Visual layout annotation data
BEGIN
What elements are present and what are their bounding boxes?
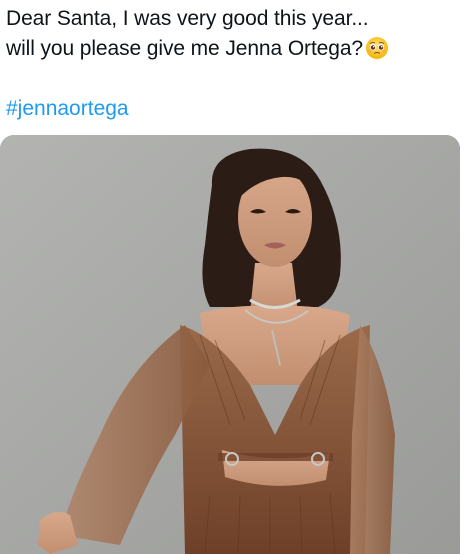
hashtag-link[interactable]: #jennaortega xyxy=(6,95,129,123)
portrait-photo xyxy=(0,135,460,554)
tweet-text: Dear Santa, I was very good this year...… xyxy=(6,4,468,64)
tweet-text-line-2: will you please give me Jenna Ortega? xyxy=(6,34,468,64)
tweet-photo[interactable] xyxy=(0,135,460,554)
tweet-text-line-1: Dear Santa, I was very good this year... xyxy=(6,7,369,30)
pleading-face-emoji-icon xyxy=(366,37,389,59)
tweet-text-line-2-words: will you please give me Jenna Ortega? xyxy=(6,37,364,60)
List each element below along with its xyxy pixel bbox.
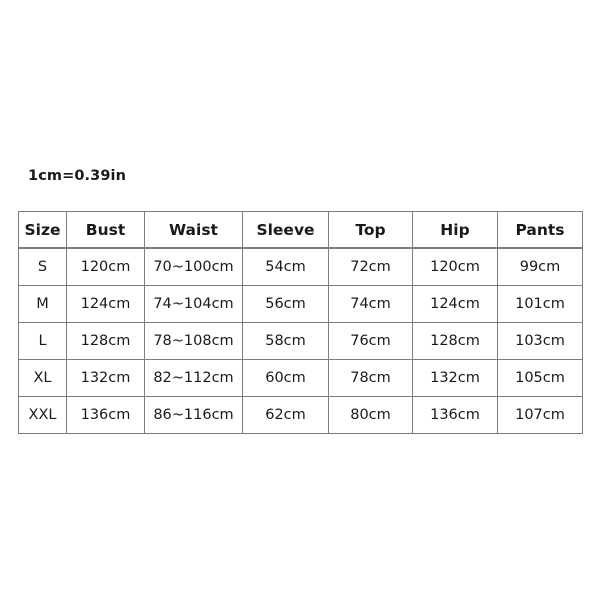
cell-sleeve: 62cm <box>242 396 329 434</box>
size-chart-header: Size Bust Waist Sleeve Top Hip Pants <box>18 211 583 249</box>
cell-size: XXL <box>18 396 67 434</box>
table-row: XXL 136cm 86~116cm 62cm 80cm 136cm 107cm <box>18 396 583 434</box>
cell-pants: 99cm <box>497 247 583 286</box>
table-row: L 128cm 78~108cm 58cm 76cm 128cm 103cm <box>18 322 583 360</box>
cell-top: 74cm <box>328 285 413 323</box>
cell-hip: 128cm <box>412 322 498 360</box>
size-chart-body: S 120cm 70~100cm 54cm 72cm 120cm 99cm M … <box>18 247 583 434</box>
cell-hip: 136cm <box>412 396 498 434</box>
cell-hip: 120cm <box>412 247 498 286</box>
cell-top: 76cm <box>328 322 413 360</box>
column-header-sleeve: Sleeve <box>242 211 329 249</box>
cell-hip: 132cm <box>412 359 498 397</box>
table-row: S 120cm 70~100cm 54cm 72cm 120cm 99cm <box>18 247 583 286</box>
cell-bust: 132cm <box>66 359 145 397</box>
cell-top: 80cm <box>328 396 413 434</box>
table-row: XL 132cm 82~112cm 60cm 78cm 132cm 105cm <box>18 359 583 397</box>
cell-waist: 82~112cm <box>144 359 243 397</box>
table-header-row: Size Bust Waist Sleeve Top Hip Pants <box>18 211 583 249</box>
cell-bust: 136cm <box>66 396 145 434</box>
cell-sleeve: 60cm <box>242 359 329 397</box>
size-chart-table: Size Bust Waist Sleeve Top Hip Pants S 1… <box>18 211 583 434</box>
cell-size: S <box>18 247 67 286</box>
column-header-top: Top <box>328 211 413 249</box>
column-header-size: Size <box>18 211 67 249</box>
cell-waist: 78~108cm <box>144 322 243 360</box>
cell-pants: 105cm <box>497 359 583 397</box>
cell-pants: 101cm <box>497 285 583 323</box>
cell-bust: 128cm <box>66 322 145 360</box>
unit-conversion-note: 1cm=0.39in <box>28 168 127 184</box>
cell-top: 72cm <box>328 247 413 286</box>
cell-top: 78cm <box>328 359 413 397</box>
cell-size: L <box>18 322 67 360</box>
column-header-pants: Pants <box>497 211 583 249</box>
cell-bust: 120cm <box>66 247 145 286</box>
cell-sleeve: 56cm <box>242 285 329 323</box>
cell-waist: 86~116cm <box>144 396 243 434</box>
table-row: M 124cm 74~104cm 56cm 74cm 124cm 101cm <box>18 285 583 323</box>
column-header-waist: Waist <box>144 211 243 249</box>
cell-pants: 103cm <box>497 322 583 360</box>
size-chart-container: Size Bust Waist Sleeve Top Hip Pants S 1… <box>18 211 583 434</box>
cell-size: XL <box>18 359 67 397</box>
column-header-hip: Hip <box>412 211 498 249</box>
cell-sleeve: 54cm <box>242 247 329 286</box>
size-chart-page: 1cm=0.39in Size Bust Waist Sleeve Top Hi… <box>0 0 600 600</box>
column-header-bust: Bust <box>66 211 145 249</box>
cell-pants: 107cm <box>497 396 583 434</box>
cell-hip: 124cm <box>412 285 498 323</box>
cell-waist: 74~104cm <box>144 285 243 323</box>
cell-bust: 124cm <box>66 285 145 323</box>
cell-waist: 70~100cm <box>144 247 243 286</box>
cell-sleeve: 58cm <box>242 322 329 360</box>
cell-size: M <box>18 285 67 323</box>
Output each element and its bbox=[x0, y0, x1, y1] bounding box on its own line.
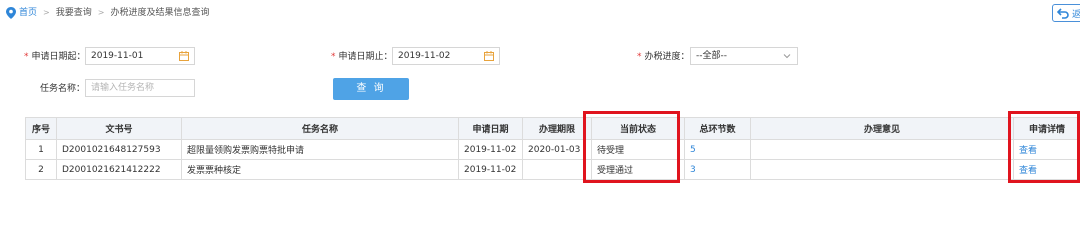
return-button[interactable]: 返 bbox=[1052, 4, 1080, 22]
location-pin-icon bbox=[6, 7, 16, 19]
cell-task: 超限量领购发票购票特批申请 bbox=[181, 139, 459, 160]
cell-opinion bbox=[750, 139, 1014, 160]
start-date-value: 2019-11-01 bbox=[91, 51, 144, 61]
breadcrumb-item-query[interactable]: 我要查询 bbox=[56, 6, 92, 20]
progress-select-value: --全部-- bbox=[696, 51, 727, 61]
task-name-text-input[interactable] bbox=[91, 80, 194, 96]
cell-steps: 5 bbox=[684, 139, 751, 160]
cell-apply-date: 2019-11-02 bbox=[458, 139, 523, 160]
start-date-label: * 申请日期起： bbox=[24, 52, 86, 62]
task-name-input[interactable] bbox=[85, 79, 195, 97]
start-date-field[interactable]: 2019-11-01 bbox=[85, 47, 195, 65]
required-mark: * bbox=[24, 52, 29, 62]
return-button-label: 返 bbox=[1072, 7, 1080, 20]
cell-apply-date: 2019-11-02 bbox=[458, 159, 523, 180]
breadcrumb-item-current: 办税进度及结果信息查询 bbox=[110, 8, 210, 18]
end-date-label: * 申请日期止： bbox=[331, 52, 393, 62]
cell-task: 发票票种核定 bbox=[181, 159, 459, 180]
steps-link[interactable]: 3 bbox=[690, 165, 696, 175]
col-header-task: 任务名称 bbox=[181, 117, 459, 140]
breadcrumb: 首页 > 我要查询 > 办税进度及结果信息查询 bbox=[6, 6, 209, 20]
col-header-steps: 总环节数 bbox=[684, 117, 751, 140]
detail-column-highlight bbox=[1008, 111, 1080, 183]
status-column-highlight bbox=[583, 111, 680, 183]
col-header-apply-date: 申请日期 bbox=[458, 117, 523, 140]
progress-label: * 办税进度： bbox=[637, 52, 690, 62]
breadcrumb-home-link[interactable]: 首页 bbox=[19, 6, 37, 20]
cell-opinion bbox=[750, 159, 1014, 180]
table-header-row: 序号 文书号 任务名称 申请日期 办理期限 当前状态 总环节数 办理意见 申请详… bbox=[25, 117, 1080, 140]
cell-doc-no: D2001021621412222 bbox=[56, 159, 182, 180]
col-header-doc-no: 文书号 bbox=[56, 117, 182, 140]
cell-deadline bbox=[522, 159, 592, 180]
required-mark: * bbox=[637, 52, 642, 62]
end-date-value: 2019-11-02 bbox=[398, 51, 451, 61]
chevron-down-icon bbox=[783, 54, 791, 59]
end-date-field[interactable]: 2019-11-02 bbox=[392, 47, 500, 65]
cell-steps: 3 bbox=[684, 159, 751, 180]
cell-seq: 1 bbox=[25, 139, 57, 160]
progress-select[interactable]: --全部-- bbox=[690, 47, 798, 65]
required-mark: * bbox=[331, 52, 336, 62]
task-name-label: 任务名称： bbox=[40, 84, 86, 94]
col-header-opinion: 办理意见 bbox=[750, 117, 1014, 140]
col-header-deadline: 办理期限 bbox=[522, 117, 592, 140]
results-table: 序号 文书号 任务名称 申请日期 办理期限 当前状态 总环节数 办理意见 申请详… bbox=[25, 117, 1080, 180]
calendar-icon[interactable] bbox=[484, 51, 494, 61]
breadcrumb-separator: > bbox=[97, 8, 105, 17]
breadcrumb-separator: > bbox=[43, 8, 50, 17]
calendar-icon[interactable] bbox=[179, 51, 189, 61]
table-row: 2 D2001021621412222 发票票种核定 2019-11-02 受理… bbox=[25, 159, 1080, 180]
cell-seq: 2 bbox=[25, 159, 57, 180]
return-arrow-icon bbox=[1057, 8, 1069, 19]
steps-link[interactable]: 5 bbox=[690, 145, 696, 155]
query-button[interactable]: 查 询 bbox=[333, 78, 409, 100]
col-header-seq: 序号 bbox=[25, 117, 57, 140]
cell-doc-no: D2001021648127593 bbox=[56, 139, 182, 160]
cell-deadline: 2020-01-03 bbox=[522, 139, 592, 160]
table-row: 1 D2001021648127593 超限量领购发票购票特批申请 2019-1… bbox=[25, 139, 1080, 160]
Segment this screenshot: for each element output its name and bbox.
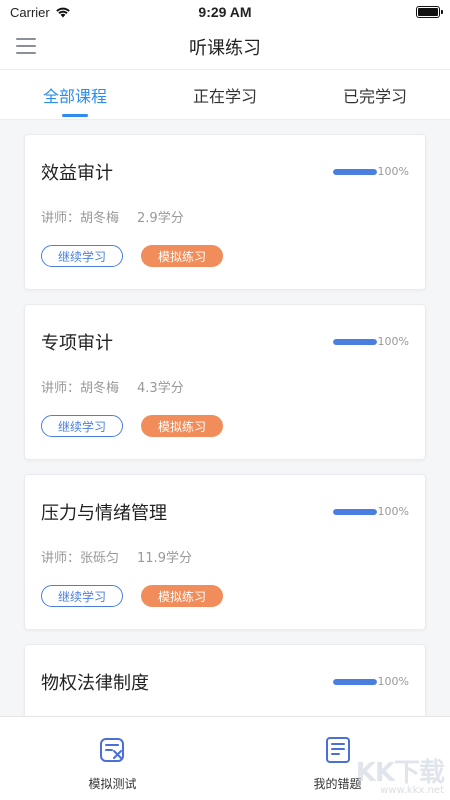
- course-actions: 继续学习 模拟练习: [41, 415, 223, 437]
- tab-active-indicator: [62, 114, 88, 117]
- course-card[interactable]: 压力与情绪管理 100% 讲师：张砾匀 11.9学分 继续学习 模拟练习: [24, 474, 426, 630]
- progress-text: 100%: [377, 505, 409, 518]
- nav-bar: 听课练习: [0, 24, 450, 70]
- course-credits: 2.9学分: [137, 211, 184, 226]
- battery-icon: [416, 6, 443, 18]
- wifi-icon: [55, 7, 70, 18]
- progress-text: 100%: [377, 165, 409, 178]
- mock-practice-button[interactable]: 模拟练习: [141, 415, 223, 437]
- bottom-tab-bar: 模拟测试 我的错题: [0, 716, 450, 800]
- course-title: 物权法律制度: [41, 673, 149, 694]
- page-title: 听课练习: [189, 37, 261, 59]
- tab-label: 全部课程: [42, 86, 107, 106]
- continue-learning-button[interactable]: 继续学习: [41, 585, 123, 607]
- course-teacher: 讲师：张砾匀: [41, 551, 120, 566]
- course-actions: 继续学习 模拟练习: [41, 245, 223, 267]
- course-title: 效益审计: [41, 163, 113, 184]
- course-tabs: 全部课程 正在学习 已完学习: [0, 70, 450, 120]
- course-card[interactable]: 专项审计 100% 讲师：胡冬梅 4.3学分 继续学习 模拟练习: [24, 304, 426, 460]
- progress-fill: [332, 338, 377, 345]
- course-list[interactable]: 效益审计 100% 讲师：胡冬梅 2.9学分 继续学习 模拟练习 专项审计 10…: [0, 120, 450, 716]
- tab-all-courses[interactable]: 全部课程: [0, 70, 150, 119]
- course-meta: 讲师：胡冬梅 2.9学分: [41, 207, 184, 226]
- status-bar: Carrier 9:29 AM: [0, 0, 450, 24]
- wrong-questions-icon: [325, 737, 350, 763]
- progress-text: 100%: [377, 675, 409, 688]
- bottom-tab-label: 模拟测试: [88, 777, 137, 791]
- mock-practice-button[interactable]: 模拟练习: [141, 585, 223, 607]
- course-credits: 4.3学分: [137, 381, 184, 396]
- continue-learning-button[interactable]: 继续学习: [41, 415, 123, 437]
- menu-icon[interactable]: [16, 38, 36, 54]
- tab-in-progress[interactable]: 正在学习: [150, 70, 300, 119]
- course-progress: 100%: [332, 505, 409, 518]
- mock-test-tab[interactable]: 模拟测试: [0, 717, 225, 800]
- course-teacher: 讲师：胡冬梅: [41, 211, 120, 226]
- progress-text: 100%: [377, 335, 409, 348]
- course-meta: 讲师：张砾匀 11.9学分: [41, 547, 192, 566]
- bottom-tab-label: 我的错题: [313, 777, 362, 791]
- tab-label: 正在学习: [192, 86, 257, 106]
- progress-fill: [332, 678, 377, 685]
- carrier-label: Carrier: [10, 4, 50, 20]
- carrier-info: Carrier: [10, 5, 71, 20]
- progress-fill: [332, 168, 377, 175]
- course-teacher: 讲师：胡冬梅: [41, 381, 120, 396]
- course-card[interactable]: 物权法律制度 100%: [24, 644, 426, 716]
- progress-fill: [332, 508, 377, 515]
- course-actions: 继续学习 模拟练习: [41, 585, 223, 607]
- progress-track: [332, 168, 377, 175]
- course-progress: 100%: [332, 675, 409, 688]
- course-progress: 100%: [332, 165, 409, 178]
- progress-track: [332, 338, 377, 345]
- course-title: 压力与情绪管理: [41, 503, 167, 524]
- course-card[interactable]: 效益审计 100% 讲师：胡冬梅 2.9学分 继续学习 模拟练习: [24, 134, 426, 290]
- progress-track: [332, 678, 377, 685]
- wrong-questions-tab[interactable]: 我的错题: [225, 717, 450, 800]
- progress-track: [332, 508, 377, 515]
- tab-completed[interactable]: 已完学习: [300, 70, 450, 119]
- tab-label: 已完学习: [342, 86, 407, 106]
- mock-practice-button[interactable]: 模拟练习: [141, 245, 223, 267]
- course-title: 专项审计: [41, 333, 113, 354]
- course-credits: 11.9学分: [137, 551, 192, 566]
- mock-test-icon: [99, 738, 124, 762]
- course-meta: 讲师：胡冬梅 4.3学分: [41, 377, 184, 396]
- continue-learning-button[interactable]: 继续学习: [41, 245, 123, 267]
- course-progress: 100%: [332, 335, 409, 348]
END
In the records above, how many lines contain the string "name"? Case counts. Give only the number.

4